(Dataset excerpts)
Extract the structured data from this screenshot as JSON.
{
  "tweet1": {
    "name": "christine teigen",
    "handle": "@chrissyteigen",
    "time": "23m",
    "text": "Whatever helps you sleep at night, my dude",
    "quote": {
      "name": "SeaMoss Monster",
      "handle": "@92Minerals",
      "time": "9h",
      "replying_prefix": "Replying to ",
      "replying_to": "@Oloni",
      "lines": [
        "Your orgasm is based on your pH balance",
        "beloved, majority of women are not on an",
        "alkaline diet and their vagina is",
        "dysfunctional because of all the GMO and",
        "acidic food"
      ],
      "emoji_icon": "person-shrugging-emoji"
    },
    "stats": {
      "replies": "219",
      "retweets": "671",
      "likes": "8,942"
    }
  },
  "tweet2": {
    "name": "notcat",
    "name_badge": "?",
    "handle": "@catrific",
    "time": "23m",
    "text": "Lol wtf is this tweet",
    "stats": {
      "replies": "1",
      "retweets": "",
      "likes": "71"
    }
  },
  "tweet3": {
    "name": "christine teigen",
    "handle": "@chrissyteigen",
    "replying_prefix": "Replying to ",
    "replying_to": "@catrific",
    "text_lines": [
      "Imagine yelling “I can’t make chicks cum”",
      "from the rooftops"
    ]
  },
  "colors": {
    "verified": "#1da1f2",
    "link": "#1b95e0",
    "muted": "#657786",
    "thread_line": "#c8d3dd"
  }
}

• _Exercise_: Print the records above in full, exactly.

• _The reply_:
Extract the structured data from this screenshot as JSON.
{
  "tweet1": {
    "name": "christine teigen",
    "handle": "@chrissyteigen",
    "time": "23m",
    "text": "Whatever helps you sleep at night, my dude",
    "quote": {
      "name": "SeaMoss Monster",
      "handle": "@92Minerals",
      "time": "9h",
      "replying_prefix": "Replying to ",
      "replying_to": "@Oloni",
      "lines": [
        "Your orgasm is based on your pH balance",
        "beloved, majority of women are not on an",
        "alkaline diet and their vagina is",
        "dysfunctional because of all the GMO and",
        "acidic food"
      ],
      "emoji_icon": "person-shrugging-emoji"
    },
    "stats": {
      "replies": "219",
      "retweets": "671",
      "likes": "8,942"
    }
  },
  "tweet2": {
    "name": "notcat",
    "name_badge": "?",
    "handle": "@catrific",
    "time": "23m",
    "text": "Lol wtf is this tweet",
    "stats": {
      "replies": "1",
      "retweets": "",
      "likes": "71"
    }
  },
  "tweet3": {
    "name": "christine teigen",
    "handle": "@chrissyteigen",
    "replying_prefix": "Replying to ",
    "replying_to": "@catrific",
    "text_lines": [
      "Imagine yelling “I can’t make chicks cum”",
      "from the rooftops"
    ]
  },
  "colors": {
    "verified": "#1da1f2",
    "link": "#1b95e0",
    "muted": "#657786",
    "thread_line": "#c8d3dd"
  }
}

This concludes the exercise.